▶ **WHAT THE TASK ASKS**
How many of the lines here include "eficiente"? Answer with a single number.

▶ **MATERIAL SUPPLIED**
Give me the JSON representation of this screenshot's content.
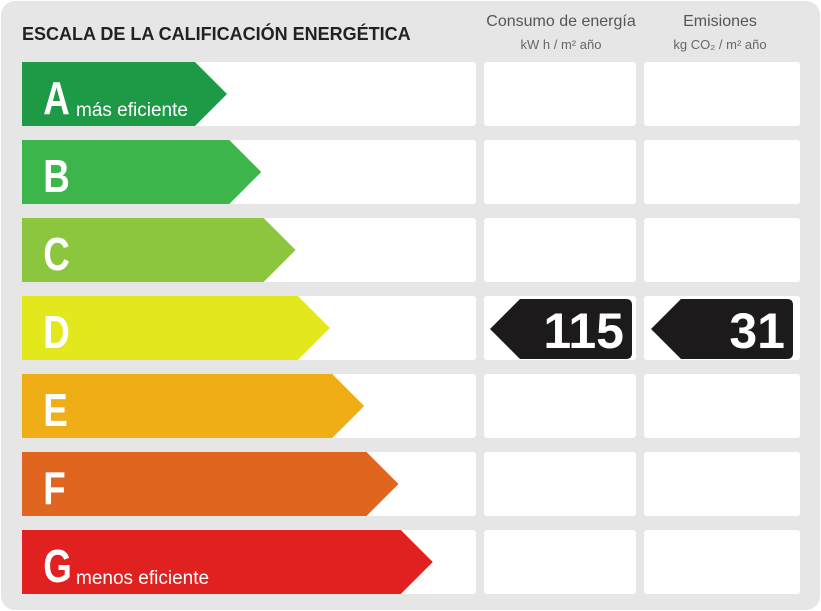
{
  "header": {
    "title": "ESCALA DE LA CALIFICACIÓN ENERGÉTICA"
  },
  "columns": [
    {
      "title": "Consumo de energía",
      "unit": "kW h / m² año"
    },
    {
      "title": "Emisiones",
      "unit": "kg CO₂ / m² año"
    }
  ],
  "rows": [
    {
      "letter": "A",
      "note": "más eficiente",
      "color": "#1e9a47"
    },
    {
      "letter": "B",
      "color": "#3cb54a"
    },
    {
      "letter": "C",
      "color": "#8cc63f"
    },
    {
      "letter": "D",
      "color": "#e3e81c",
      "consumption": 115,
      "emissions": 31
    },
    {
      "letter": "E",
      "color": "#efad16"
    },
    {
      "letter": "F",
      "color": "#e0651e"
    },
    {
      "letter": "G",
      "note": "menos eficiente",
      "color": "#e1211f"
    }
  ]
}
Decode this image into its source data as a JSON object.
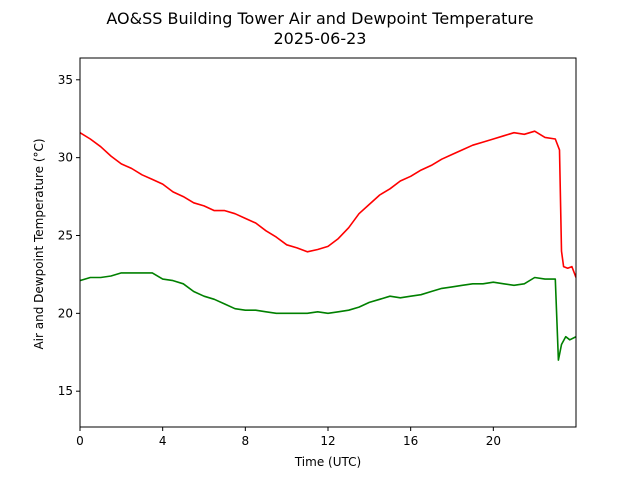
{
  "chart_data": {
    "type": "line",
    "title": "AO&SS Building Tower Air and Dewpoint Temperature",
    "subtitle": "2025-06-23",
    "xlabel": "Time (UTC)",
    "ylabel": "Air and Dewpoint Temperature (°C)",
    "xlim": [
      0,
      24
    ],
    "ylim": [
      12.7,
      36.4
    ],
    "xticks": [
      0,
      4,
      8,
      12,
      16,
      20
    ],
    "yticks": [
      15,
      20,
      25,
      30,
      35
    ],
    "grid": false,
    "legend": "none",
    "series": [
      {
        "color": "#ff0000",
        "x": [
          0,
          0.5,
          1,
          1.5,
          2,
          2.5,
          3,
          3.5,
          4,
          4.5,
          5,
          5.5,
          6,
          6.5,
          7,
          7.5,
          8,
          8.5,
          9,
          9.5,
          10,
          10.5,
          11,
          11.5,
          12,
          12.5,
          13,
          13.5,
          14,
          14.5,
          15,
          15.5,
          16,
          16.5,
          17,
          17.5,
          18,
          18.5,
          19,
          19.5,
          20,
          20.5,
          21,
          21.5,
          22,
          22.5,
          23,
          23.2,
          23.3,
          23.4,
          23.6,
          23.8,
          24
        ],
        "y": [
          31.6,
          31.2,
          30.7,
          30.1,
          29.6,
          29.3,
          28.9,
          28.6,
          28.3,
          27.8,
          27.5,
          27.1,
          26.9,
          26.6,
          26.6,
          26.4,
          26.1,
          25.8,
          25.3,
          24.9,
          24.4,
          24.2,
          23.95,
          24.1,
          24.3,
          24.8,
          25.5,
          26.4,
          27.0,
          27.6,
          28.0,
          28.5,
          28.8,
          29.2,
          29.5,
          29.9,
          30.2,
          30.5,
          30.8,
          31.0,
          31.2,
          31.4,
          31.6,
          31.5,
          31.7,
          31.3,
          31.2,
          30.5,
          24.0,
          23.0,
          22.9,
          23.0,
          22.3
        ]
      },
      {
        "color": "#008000",
        "x": [
          0,
          0.5,
          1,
          1.5,
          2,
          2.5,
          3,
          3.5,
          4,
          4.5,
          5,
          5.5,
          6,
          6.5,
          7,
          7.5,
          8,
          8.5,
          9,
          9.5,
          10,
          10.5,
          11,
          11.5,
          12,
          12.5,
          13,
          13.5,
          14,
          14.5,
          15,
          15.5,
          16,
          16.5,
          17,
          17.5,
          18,
          18.5,
          19,
          19.5,
          20,
          20.5,
          21,
          21.5,
          22,
          22.5,
          23,
          23.15,
          23.3,
          23.5,
          23.7,
          24
        ],
        "y": [
          22.1,
          22.3,
          22.3,
          22.4,
          22.6,
          22.6,
          22.6,
          22.6,
          22.2,
          22.1,
          21.9,
          21.4,
          21.1,
          20.9,
          20.6,
          20.3,
          20.2,
          20.2,
          20.1,
          20.0,
          20.0,
          20.0,
          20.0,
          20.1,
          20.0,
          20.1,
          20.2,
          20.4,
          20.7,
          20.9,
          21.1,
          21.0,
          21.1,
          21.2,
          21.4,
          21.6,
          21.7,
          21.8,
          21.9,
          21.9,
          22.0,
          21.9,
          21.8,
          21.9,
          22.3,
          22.2,
          22.2,
          17.0,
          18.0,
          18.5,
          18.3,
          18.5
        ]
      }
    ]
  }
}
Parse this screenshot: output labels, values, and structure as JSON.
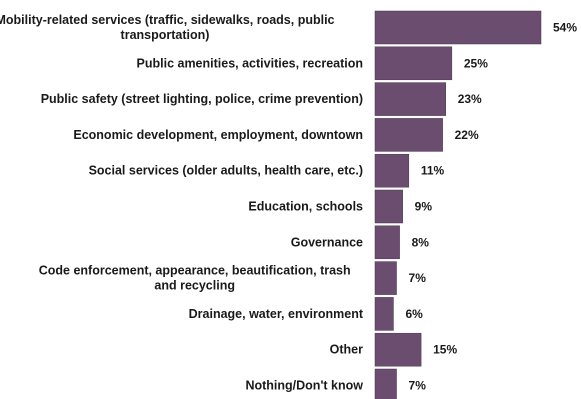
{
  "chart_data": {
    "type": "bar",
    "orientation": "horizontal",
    "categories": [
      [
        "Mobility-related services (traffic, sidewalks, roads, public",
        "transportation)"
      ],
      [
        "Public amenities, activities, recreation"
      ],
      [
        "Public safety (street lighting, police, crime prevention)"
      ],
      [
        "Economic development, employment, downtown"
      ],
      [
        "Social services (older adults, health care, etc.)"
      ],
      [
        "Education, schools"
      ],
      [
        "Governance"
      ],
      [
        "Code enforcement, appearance, beautification, trash",
        "and recycling"
      ],
      [
        "Drainage, water, environment"
      ],
      [
        "Other"
      ],
      [
        "Nothing/Don't know"
      ]
    ],
    "values": [
      54,
      25,
      23,
      22,
      11,
      9,
      8,
      7,
      6,
      15,
      7
    ],
    "value_labels": [
      "54%",
      "25%",
      "23%",
      "22%",
      "11%",
      "9%",
      "8%",
      "7%",
      "6%",
      "15%",
      "7%"
    ],
    "bar_color": "#6b4e6f",
    "xlim": [
      0,
      54
    ],
    "grid": false
  }
}
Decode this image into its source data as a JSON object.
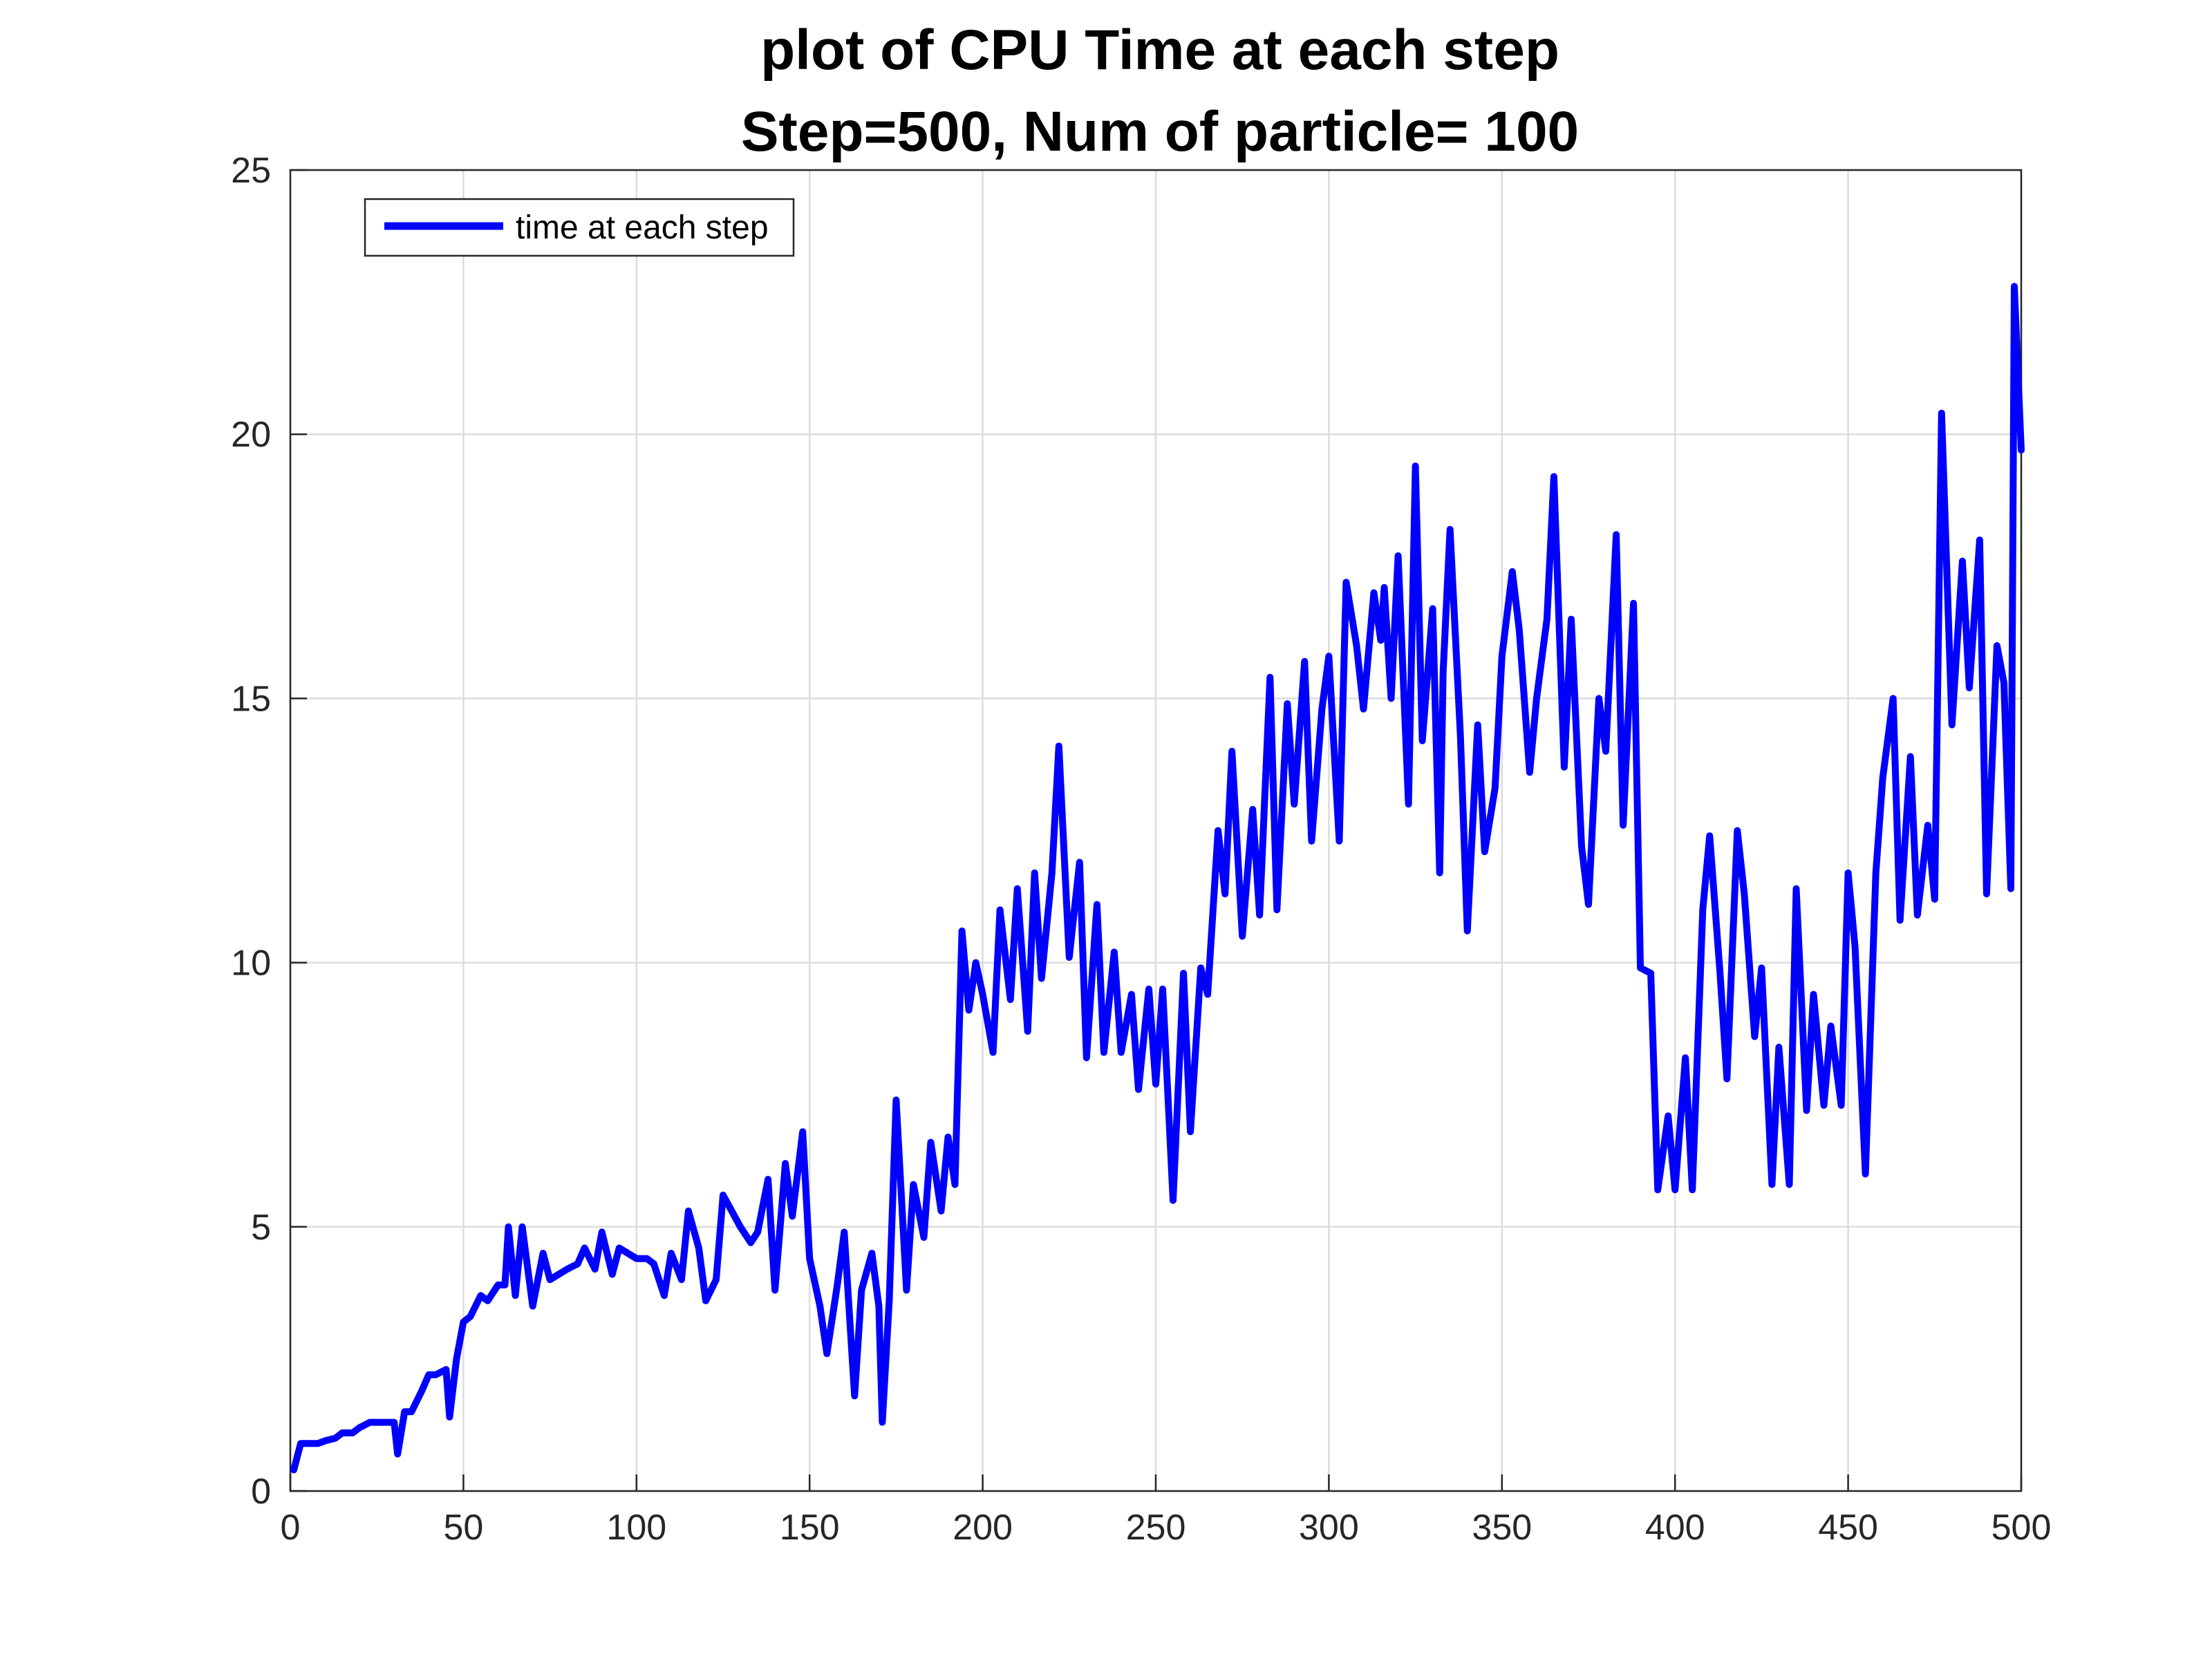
{
  "chart_data": {
    "type": "line",
    "title": "plot of CPU Time at each step",
    "subtitle": "Step=500, Num of particle= 100",
    "xlabel": "",
    "ylabel": "",
    "xlim": [
      0,
      500
    ],
    "ylim": [
      0,
      25
    ],
    "xticks": [
      "0",
      "50",
      "100",
      "150",
      "200",
      "250",
      "300",
      "350",
      "400",
      "450",
      "500"
    ],
    "yticks": [
      "0",
      "5",
      "10",
      "15",
      "20",
      "25"
    ],
    "grid": true,
    "legend_position": "top-left",
    "series": [
      {
        "name": "time at each step",
        "color": "#0000ff",
        "x": [
          1,
          3,
          5,
          8,
          10,
          13,
          15,
          18,
          20,
          23,
          25,
          28,
          30,
          31,
          33,
          35,
          38,
          40,
          42,
          45,
          46,
          48,
          50,
          52,
          55,
          57,
          60,
          62,
          63,
          65,
          67,
          70,
          73,
          75,
          80,
          83,
          85,
          88,
          90,
          93,
          95,
          100,
          103,
          105,
          108,
          110,
          113,
          115,
          118,
          120,
          123,
          125,
          130,
          133,
          135,
          138,
          140,
          143,
          145,
          148,
          150,
          153,
          155,
          158,
          160,
          163,
          165,
          168,
          170,
          171,
          173,
          175,
          178,
          180,
          183,
          185,
          188,
          190,
          192,
          194,
          196,
          198,
          200,
          203,
          205,
          208,
          210,
          213,
          215,
          217,
          220,
          222,
          225,
          228,
          230,
          233,
          235,
          238,
          240,
          243,
          245,
          248,
          250,
          252,
          255,
          258,
          260,
          263,
          265,
          268,
          270,
          272,
          275,
          278,
          280,
          283,
          285,
          288,
          290,
          293,
          295,
          298,
          300,
          303,
          305,
          308,
          310,
          313,
          315,
          316,
          318,
          320,
          323,
          325,
          327,
          330,
          332,
          333,
          335,
          338,
          340,
          343,
          345,
          348,
          350,
          353,
          355,
          358,
          360,
          363,
          365,
          368,
          370,
          373,
          375,
          378,
          380,
          383,
          385,
          388,
          390,
          393,
          395,
          398,
          400,
          403,
          405,
          408,
          410,
          413,
          415,
          418,
          420,
          423,
          425,
          428,
          430,
          433,
          435,
          438,
          440,
          443,
          445,
          448,
          450,
          452,
          455,
          458,
          460,
          463,
          465,
          468,
          470,
          473,
          475,
          477,
          480,
          483,
          485,
          488,
          490,
          493,
          495,
          497,
          498,
          500
        ],
        "values": [
          0.4,
          0.9,
          0.9,
          0.9,
          0.95,
          1.0,
          1.1,
          1.1,
          1.2,
          1.3,
          1.3,
          1.3,
          1.3,
          0.7,
          1.5,
          1.5,
          1.9,
          2.2,
          2.2,
          2.3,
          1.4,
          2.5,
          3.2,
          3.3,
          3.7,
          3.6,
          3.9,
          3.9,
          5.0,
          3.7,
          5.0,
          3.5,
          4.5,
          4.0,
          4.2,
          4.3,
          4.6,
          4.2,
          4.9,
          4.1,
          4.6,
          4.4,
          4.4,
          4.3,
          3.7,
          4.5,
          4.0,
          5.3,
          4.6,
          3.6,
          4.0,
          5.6,
          5.0,
          4.7,
          4.9,
          5.9,
          3.8,
          6.2,
          5.2,
          6.8,
          4.4,
          3.5,
          2.6,
          3.9,
          4.9,
          1.8,
          3.8,
          4.5,
          3.5,
          1.3,
          3.6,
          7.4,
          3.8,
          5.8,
          4.8,
          6.6,
          5.3,
          6.7,
          5.8,
          10.6,
          9.1,
          10.0,
          9.4,
          8.3,
          11.0,
          9.3,
          11.4,
          8.7,
          11.7,
          9.7,
          11.7,
          14.1,
          10.1,
          11.9,
          8.2,
          11.1,
          8.3,
          10.2,
          8.3,
          9.4,
          7.6,
          9.5,
          7.7,
          9.5,
          5.5,
          9.8,
          6.8,
          9.9,
          9.4,
          12.5,
          11.3,
          14.0,
          10.5,
          12.9,
          10.9,
          15.4,
          11.0,
          14.9,
          13.0,
          15.7,
          12.3,
          14.8,
          15.8,
          12.3,
          17.2,
          16.0,
          14.8,
          17.0,
          16.1,
          17.1,
          15.0,
          17.7,
          13.0,
          19.4,
          14.2,
          16.7,
          11.7,
          15.5,
          18.2,
          14.3,
          10.6,
          14.5,
          12.1,
          13.3,
          15.8,
          17.4,
          16.3,
          13.6,
          15.0,
          16.5,
          19.2,
          13.7,
          16.5,
          12.2,
          11.1,
          15.0,
          14.0,
          18.1,
          12.6,
          16.8,
          9.9,
          9.8,
          5.7,
          7.1,
          5.7,
          8.2,
          5.7,
          11.0,
          12.4,
          9.8,
          7.8,
          12.5,
          11.3,
          8.6,
          9.9,
          5.8,
          8.4,
          5.8,
          11.4,
          7.2,
          9.4,
          7.3,
          8.8,
          7.3,
          11.7,
          10.3,
          6.0,
          11.7,
          13.5,
          15.0,
          10.8,
          13.9,
          10.9,
          12.6,
          11.2,
          20.4,
          14.5,
          17.6,
          15.2,
          18.0,
          11.3,
          16.0,
          15.3,
          11.4,
          22.8,
          19.7
        ]
      }
    ]
  }
}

▶ **THE COMPLETED TASK**
2